### AIM OF THE EXERCISE
Each record that follows should be repeated exactly, minus any images.

### DATASET ROWS
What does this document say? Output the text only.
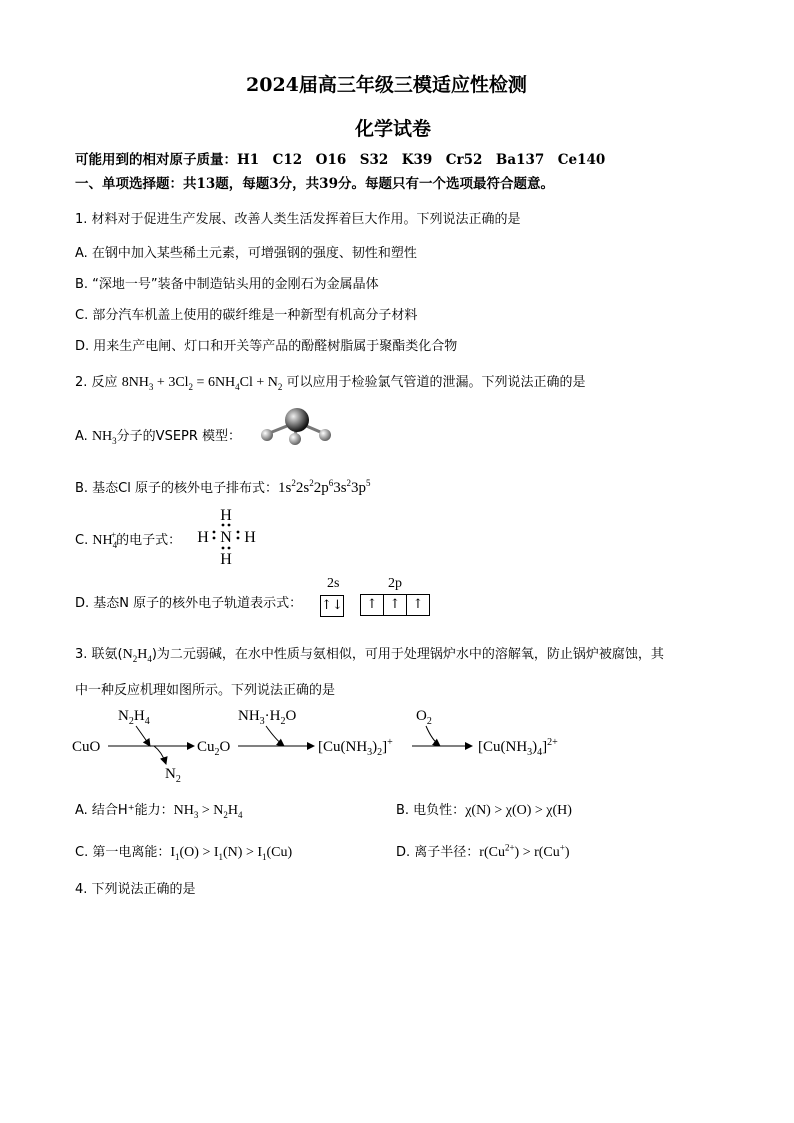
2024届高三年级三模适应性检测
化学试卷
可能用到的相对原子质量：H1　C12　O16　S32　K39　Cr52　Ba137　Ce140
一、单项选择题：共13题，每题3分，共39分。每题只有一个选项最符合题意。
1. 材料对于促进生产发展、改善人类生活发挥着巨大作用。下列说法正确的是
A. 在钢中加入某些稀土元素，可增强钢的强度、韧性和塑性
B. “深地一号”装备中制造钻头用的金刚石为金属晶体
C. 部分汽车机盖上使用的碳纤维是一种新型有机高分子材料
D. 用来生产电闸、灯口和开关等产品的酚醛树脂属于聚酯类化合物
2. 反应 $8NH_3 + 3Cl_2 = 6NH_4Cl + N_2$ 可以应用于检验氯气管道的泄漏。下列说法正确的是
A. $NH_3$分子的VSEPR 模型：
B. 基态Cl 原子的核外电子排布式：$1s^22s^22p^63s^23p^5$
C. $NH_4^+$的电子式：
H
H
H N H
D. 基态N 原子的核外电子轨道表示式：
2s	2p
↑↓	↑ ↑ ↑
3. 联氨$(N_2H_4)$为二元弱碱，在水中性质与氨相似，可用于处理锅炉水中的溶解氧，防止锅炉被腐蚀，其
中一种反应机理如图所示。下列说法正确的是
CuO
$N_2H_4$
$N_2$
$Cu_2O$
$NH_3\cdot H_2O$
$[Cu(NH_3)_2]^+$
$O_2$
$[Cu(NH_3)_4]^{2+}$
A. 结合H⁺能力：$NH_3 > N_2H_4$	B. 电负性：χ(N) > χ(O) > χ(H)
C. 第一电离能：$I_1(O) > I_1(N) > I_1(Cu)$	D. 离子半径：$r(Cu^{2+}) > r(Cu^+)$
4. 下列说法正确的是
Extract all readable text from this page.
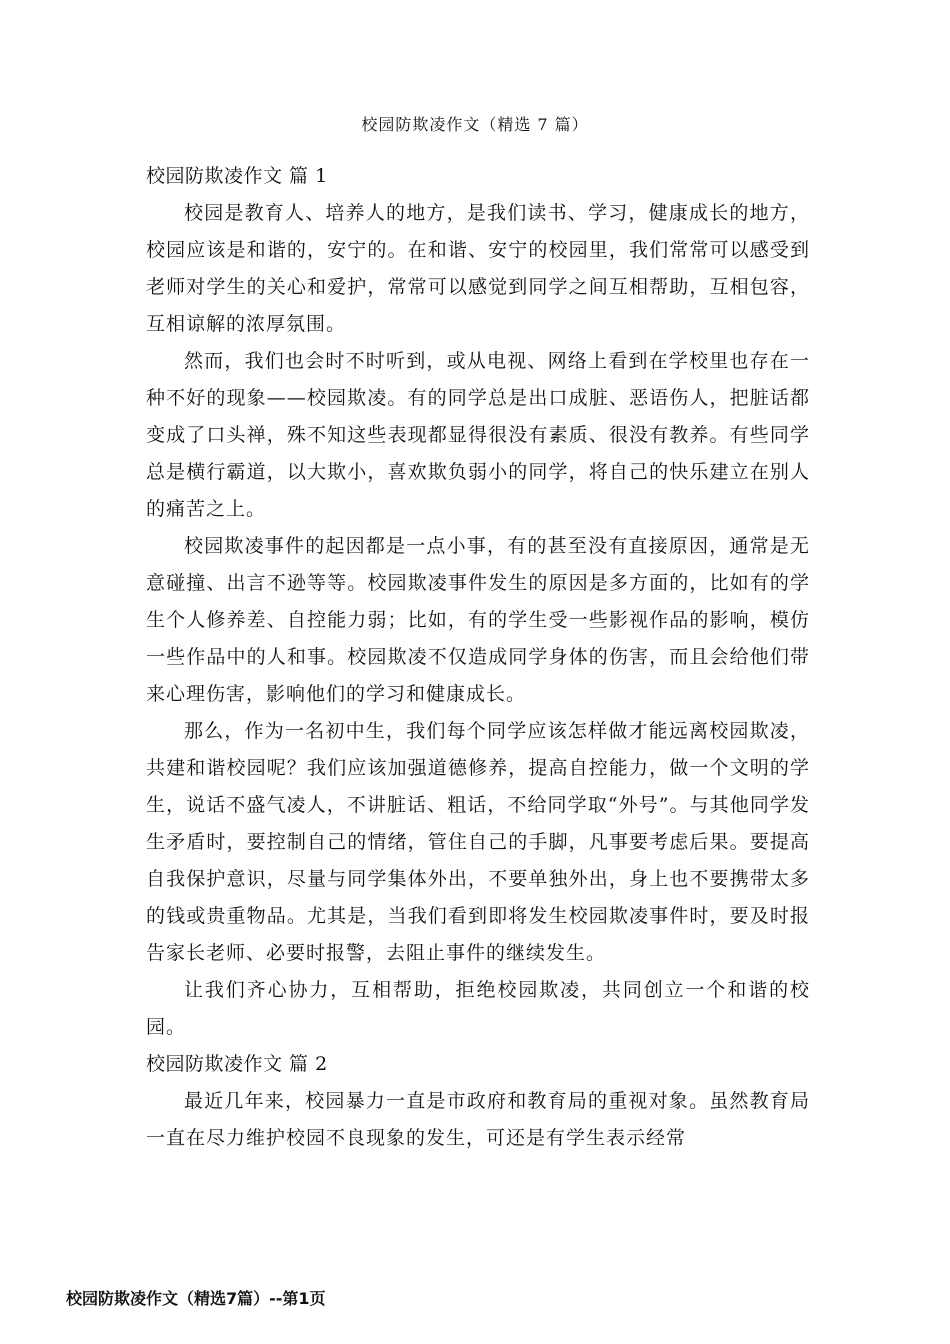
校园防欺凌作文（精选 7 篇）
校园防欺凌作文 篇 1

校园是教育人、培养人的地方，是我们读书、学习，健康成长的地方，校园应该是和谐的，安宁的。在和谐、安宁的校园里，我们常常可以感受到老师对学生的关心和爱护，常常可以感觉到同学之间互相帮助，互相包容，互相谅解的浓厚氛围。

然而，我们也会时不时听到，或从电视、网络上看到在学校里也存在一种不好的现象——校园欺凌。有的同学总是出口成脏、恶语伤人，把脏话都变成了口头禅，殊不知这些表现都显得很没有素质、很没有教养。有些同学总是横行霸道，以大欺小，喜欢欺负弱小的同学，将自己的快乐建立在别人的痛苦之上。

校园欺凌事件的起因都是一点小事，有的甚至没有直接原因，通常是无意碰撞、出言不逊等等。校园欺凌事件发生的原因是多方面的，比如有的学生个人修养差、自控能力弱；比如，有的学生受一些影视作品的影响，模仿一些作品中的人和事。校园欺凌不仅造成同学身体的伤害，而且会给他们带来心理伤害，影响他们的学习和健康成长。

那么，作为一名初中生，我们每个同学应该怎样做才能远离校园欺凌，共建和谐校园呢？我们应该加强道德修养，提高自控能力，做一个文明的学生，说话不盛气凌人，不讲脏话、粗话，不给同学取“外号”。与其他同学发生矛盾时，要控制自己的情绪，管住自己的手脚，凡事要考虑后果。要提高自我保护意识，尽量与同学集体外出，不要单独外出，身上也不要携带太多的钱或贵重物品。尤其是，当我们看到即将发生校园欺凌事件时，要及时报告家长老师、必要时报警，去阻止事件的继续发生。

让我们齐心协力，互相帮助，拒绝校园欺凌，共同创立一个和谐的校园。

校园防欺凌作文 篇 2

最近几年来，校园暴力一直是市政府和教育局的重视对象。虽然教育局一直在尽力维护校园不良现象的发生，可还是有学生表示经常

校园防欺凌作文（精选7篇）--第1页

### SOLVED PROBLEM
What does this document say? Output the text only.
2024届高三年级三模适应性检测
化学试卷
可能用到的相对原子质量：H1　C12　O16　S32　K39　Cr52　Ba137　Ce140
一、单项选择题：共13题，每题3分，共39分。每题只有一个选项最符合题意。
1. 材料对于促进生产发展、改善人类生活发挥着巨大作用。下列说法正确的是
A. 在钢中加入某些稀土元素，可增强钢的强度、韧性和塑性
B. “深地一号”装备中制造钻头用的金刚石为金属晶体
C. 部分汽车机盖上使用的碳纤维是一种新型有机高分子材料
D. 用来生产电闸、灯口和开关等产品的酚醛树脂属于聚酯类化合物
2. 反应 $8NH_3 + 3Cl_2 = 6NH_4Cl + N_2$ 可以应用于检验氯气管道的泄漏。下列说法正确的是
A. $NH_3$分子的VSEPR 模型：
B. 基态Cl 原子的核外电子排布式：$1s^22s^22p^63s^23p^5$
C. $NH_4^+$的电子式：
H
H
H N H
D. 基态N 原子的核外电子轨道表示式：
2s	2p
↑↓	↑ ↑ ↑
3. 联氨$(N_2H_4)$为二元弱碱，在水中性质与氨相似，可用于处理锅炉水中的溶解氧，防止锅炉被腐蚀，其
中一种反应机理如图所示。下列说法正确的是
CuO
$N_2H_4$
$N_2$
$Cu_2O$
$NH_3\cdot H_2O$
$[Cu(NH_3)_2]^+$
$O_2$
$[Cu(NH_3)_4]^{2+}$
A. 结合H⁺能力：$NH_3 > N_2H_4$	B. 电负性：χ(N) > χ(O) > χ(H)
C. 第一电离能：$I_1(O) > I_1(N) > I_1(Cu)$	D. 离子半径：$r(Cu^{2+}) > r(Cu^+)$
4. 下列说法正确的是
Extract all readable text from this page.
校园防欺凌作文（精选 7 篇）
校园防欺凌作文 篇 1

校园是教育人、培养人的地方，是我们读书、学习，健康成长的地方，校园应该是和谐的，安宁的。在和谐、安宁的校园里，我们常常可以感受到老师对学生的关心和爱护，常常可以感觉到同学之间互相帮助，互相包容，互相谅解的浓厚氛围。

然而，我们也会时不时听到，或从电视、网络上看到在学校里也存在一种不好的现象——校园欺凌。有的同学总是出口成脏、恶语伤人，把脏话都变成了口头禅，殊不知这些表现都显得很没有素质、很没有教养。有些同学总是横行霸道，以大欺小，喜欢欺负弱小的同学，将自己的快乐建立在别人的痛苦之上。

校园欺凌事件的起因都是一点小事，有的甚至没有直接原因，通常是无意碰撞、出言不逊等等。校园欺凌事件发生的原因是多方面的，比如有的学生个人修养差、自控能力弱；比如，有的学生受一些影视作品的影响，模仿一些作品中的人和事。校园欺凌不仅造成同学身体的伤害，而且会给他们带来心理伤害，影响他们的学习和健康成长。

那么，作为一名初中生，我们每个同学应该怎样做才能远离校园欺凌，共建和谐校园呢？我们应该加强道德修养，提高自控能力，做一个文明的学生，说话不盛气凌人，不讲脏话、粗话，不给同学取“外号”。与其他同学发生矛盾时，要控制自己的情绪，管住自己的手脚，凡事要考虑后果。要提高自我保护意识，尽量与同学集体外出，不要单独外出，身上也不要携带太多的钱或贵重物品。尤其是，当我们看到即将发生校园欺凌事件时，要及时报告家长老师、必要时报警，去阻止事件的继续发生。

让我们齐心协力，互相帮助，拒绝校园欺凌，共同创立一个和谐的校园。

校园防欺凌作文 篇 2

最近几年来，校园暴力一直是市政府和教育局的重视对象。虽然教育局一直在尽力维护校园不良现象的发生，可还是有学生表示经常

校园防欺凌作文（精选7篇）--第1页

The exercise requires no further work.